__Document extract__.
┄┄┄┄┄┄

MIlestones

37 Woodlake Drive

Thiells, NY 10984

phone: (201)707-7634

fax: (845) 786-2082

Hippotherapy and Equine Facilitated Program General Guidelines

Hippotherapy: “ a term that refers to the use of the movement of the horse as a tool by the Physical Therapist, Occupational Therapist, and Speech/Language Pathologist to address impairments, functional limitations, and disabilities in patients with neuromusculoskeletal dysfunction. This tool is used as part of an integrated treatment program to achieve functional outcomes.” (American Hippotherapy Association, 2000)

Following are the general guidelines we follow in our program. If you have any questions and/or concerns, please feel free to contact us. Please sign, date, and return the attached acknowledgement with your application packet.

·  All therapists are NYS certified and licensed. All instructors are PATH certified in teaching therapeutic riding.

·  Trained volunteers assist therapists and instructors to ensure the rider’s safety.

·  Participants must be 2 years old or older.

·  Weight of participant cannot exceed 200lbs. secondary to the size of the horses. Non-riding options are available.

·  Therapists will work closely with participants and families to determine goals after initial screening and throughout first session. Goals may be modified when appropriate.

·  Participants are required to complete all forms in application packet especially a current medical/physician statement of consent.

·  Prescriptions are required for Physical Therapy and Occupational Therapy.

·  A treatment session is 30 minutes in length and begins once participant enters the ring or is initiated by therapist in outside ring activities if appropriate. Please plan to arrive 5 minutes prior to your session. Sessions start and end promptly on the ½ hour.

┄┄┄┄┄┄

[Page layout parsing data]
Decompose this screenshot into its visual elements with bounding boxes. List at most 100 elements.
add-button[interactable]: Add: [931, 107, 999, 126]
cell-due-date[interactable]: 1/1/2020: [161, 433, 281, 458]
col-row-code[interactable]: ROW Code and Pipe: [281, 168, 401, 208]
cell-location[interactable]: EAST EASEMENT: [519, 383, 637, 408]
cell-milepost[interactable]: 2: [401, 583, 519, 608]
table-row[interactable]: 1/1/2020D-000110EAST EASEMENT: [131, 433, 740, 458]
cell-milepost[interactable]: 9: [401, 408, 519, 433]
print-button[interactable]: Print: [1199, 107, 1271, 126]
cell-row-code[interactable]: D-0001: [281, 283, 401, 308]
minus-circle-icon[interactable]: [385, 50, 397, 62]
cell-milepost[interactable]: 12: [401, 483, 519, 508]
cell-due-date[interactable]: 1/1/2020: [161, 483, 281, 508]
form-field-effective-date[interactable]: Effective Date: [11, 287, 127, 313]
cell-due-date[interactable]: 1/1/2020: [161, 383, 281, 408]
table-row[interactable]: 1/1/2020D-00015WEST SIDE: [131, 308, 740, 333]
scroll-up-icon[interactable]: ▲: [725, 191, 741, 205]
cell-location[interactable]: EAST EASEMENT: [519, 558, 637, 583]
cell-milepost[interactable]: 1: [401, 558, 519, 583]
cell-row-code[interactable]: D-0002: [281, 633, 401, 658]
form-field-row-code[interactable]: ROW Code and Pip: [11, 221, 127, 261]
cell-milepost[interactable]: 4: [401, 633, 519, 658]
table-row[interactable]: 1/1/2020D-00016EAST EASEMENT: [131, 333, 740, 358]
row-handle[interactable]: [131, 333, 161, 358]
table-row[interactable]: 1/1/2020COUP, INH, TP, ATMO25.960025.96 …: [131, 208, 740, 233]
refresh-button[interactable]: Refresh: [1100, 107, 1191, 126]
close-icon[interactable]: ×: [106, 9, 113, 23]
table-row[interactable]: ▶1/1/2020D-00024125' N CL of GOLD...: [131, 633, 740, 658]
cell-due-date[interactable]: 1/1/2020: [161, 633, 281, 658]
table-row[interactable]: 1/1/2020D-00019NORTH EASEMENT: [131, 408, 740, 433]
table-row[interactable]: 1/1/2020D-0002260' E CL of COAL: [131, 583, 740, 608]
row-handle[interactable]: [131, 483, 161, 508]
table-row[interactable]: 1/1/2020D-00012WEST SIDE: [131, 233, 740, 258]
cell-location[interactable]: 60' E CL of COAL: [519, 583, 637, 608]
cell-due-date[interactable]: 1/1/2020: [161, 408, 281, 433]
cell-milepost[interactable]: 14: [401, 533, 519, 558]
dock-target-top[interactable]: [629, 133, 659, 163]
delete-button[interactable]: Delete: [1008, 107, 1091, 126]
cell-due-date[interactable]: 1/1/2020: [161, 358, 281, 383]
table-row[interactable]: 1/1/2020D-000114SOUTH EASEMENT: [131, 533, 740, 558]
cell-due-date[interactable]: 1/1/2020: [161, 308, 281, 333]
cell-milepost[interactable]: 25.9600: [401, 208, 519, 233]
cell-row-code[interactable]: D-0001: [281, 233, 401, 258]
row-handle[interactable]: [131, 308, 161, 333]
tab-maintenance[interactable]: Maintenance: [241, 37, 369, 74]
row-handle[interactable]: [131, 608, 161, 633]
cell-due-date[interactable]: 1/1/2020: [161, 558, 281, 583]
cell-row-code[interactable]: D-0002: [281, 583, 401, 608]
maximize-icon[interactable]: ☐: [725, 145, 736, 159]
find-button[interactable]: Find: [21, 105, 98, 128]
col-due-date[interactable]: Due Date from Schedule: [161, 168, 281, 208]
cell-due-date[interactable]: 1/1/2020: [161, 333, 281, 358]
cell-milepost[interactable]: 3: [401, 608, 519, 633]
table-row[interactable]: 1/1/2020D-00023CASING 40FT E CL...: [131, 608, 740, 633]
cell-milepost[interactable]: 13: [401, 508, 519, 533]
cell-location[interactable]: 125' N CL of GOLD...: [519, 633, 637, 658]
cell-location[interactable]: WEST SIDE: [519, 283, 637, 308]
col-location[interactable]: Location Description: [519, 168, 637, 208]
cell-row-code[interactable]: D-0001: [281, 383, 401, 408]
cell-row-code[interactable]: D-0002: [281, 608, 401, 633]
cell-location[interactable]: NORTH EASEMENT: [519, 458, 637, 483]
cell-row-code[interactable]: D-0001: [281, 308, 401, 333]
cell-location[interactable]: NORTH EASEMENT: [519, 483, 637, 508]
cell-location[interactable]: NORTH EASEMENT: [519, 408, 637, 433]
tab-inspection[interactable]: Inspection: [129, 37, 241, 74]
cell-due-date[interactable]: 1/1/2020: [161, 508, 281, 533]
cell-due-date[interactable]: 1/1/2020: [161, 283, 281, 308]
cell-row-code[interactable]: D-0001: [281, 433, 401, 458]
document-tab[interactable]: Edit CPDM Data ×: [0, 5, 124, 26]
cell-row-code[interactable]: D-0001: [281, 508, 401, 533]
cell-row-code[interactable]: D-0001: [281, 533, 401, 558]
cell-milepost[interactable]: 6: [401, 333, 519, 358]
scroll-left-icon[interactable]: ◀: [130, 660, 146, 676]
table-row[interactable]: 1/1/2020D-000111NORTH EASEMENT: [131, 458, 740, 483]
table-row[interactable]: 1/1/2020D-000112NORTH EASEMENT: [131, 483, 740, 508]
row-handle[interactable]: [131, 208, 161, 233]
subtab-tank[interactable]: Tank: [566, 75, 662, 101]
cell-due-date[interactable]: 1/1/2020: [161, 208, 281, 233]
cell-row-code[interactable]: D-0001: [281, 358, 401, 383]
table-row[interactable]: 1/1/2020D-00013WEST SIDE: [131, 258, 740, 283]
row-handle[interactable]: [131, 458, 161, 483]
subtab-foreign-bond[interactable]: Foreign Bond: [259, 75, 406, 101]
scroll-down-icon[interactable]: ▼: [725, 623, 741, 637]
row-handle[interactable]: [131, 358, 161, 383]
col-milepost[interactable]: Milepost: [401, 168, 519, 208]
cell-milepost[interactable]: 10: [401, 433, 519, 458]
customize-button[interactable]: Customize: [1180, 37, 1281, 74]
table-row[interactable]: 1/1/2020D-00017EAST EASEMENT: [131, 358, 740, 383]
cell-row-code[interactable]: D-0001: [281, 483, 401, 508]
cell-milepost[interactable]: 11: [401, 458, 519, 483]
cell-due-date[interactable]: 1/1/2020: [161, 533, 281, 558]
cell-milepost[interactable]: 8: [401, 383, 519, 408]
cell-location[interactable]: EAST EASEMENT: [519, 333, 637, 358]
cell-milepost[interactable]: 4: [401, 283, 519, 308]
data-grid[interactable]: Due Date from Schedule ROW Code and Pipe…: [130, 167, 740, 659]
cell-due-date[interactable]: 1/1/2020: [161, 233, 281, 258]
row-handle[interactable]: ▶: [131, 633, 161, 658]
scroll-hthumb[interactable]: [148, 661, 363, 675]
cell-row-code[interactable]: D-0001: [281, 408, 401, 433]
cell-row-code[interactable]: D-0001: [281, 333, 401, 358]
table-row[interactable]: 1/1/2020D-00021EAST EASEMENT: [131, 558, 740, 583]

┄┄┄┄┄┄

__Questions to answer__.
- a) For each statement, say yes or no according to the hippotherapy guidelines, and quote the words that decide it: (i) A participant who weighs more than 200 pounds has no way to take part in the program. (ii) A prescription is needed for Occupational Therapy. (iii) A treatment session lasts 45 minutes.
- b) Continue the hippotherapy guidelines from the last sentence shown.
The items are separate material, unrelated to the hippotherapy guidelines.

__Answers per task__.
- a)
(i) No: "Non-riding options are available."
(ii) Yes: "Prescriptions are required for Physical Therapy and Occupational Therapy."
(iii) No: "A treatment session is 30 minutes in length"

- b)
·  The cost of Hippotherapy is $105/session. We pride ourselves in offering the least expensive baseline price for our program. Due to fundraising efforts throughout the year we are able to further minimize your cost. We will have our final figure before the initiation of the semester, but in the past we have been able to deduct between $30.00-$40.00 off the cost/session.

·  We do not accept insurance.

·  Participants will be provided with a weekly bill to be paid upon receipt and which then can be submitted to their private insurance company for possible reimbursement. This is solely the responsibility of the participant/parent/legal guardian. Midway through our program you will receive copies of session notes 1-5 and at the end of the program, session notes 6-10. It is your responsibility to keep receipts and session notes for your records. From past experience we have learned that receipts and session notes are required by some insurance companies.

·  There is a required 24 hour notice of any cancellations. There will be a $50 charge for any cancellations that occur with less than 24 hour notice. Please call Milestones at: 201-707-7634 if you need to cancel.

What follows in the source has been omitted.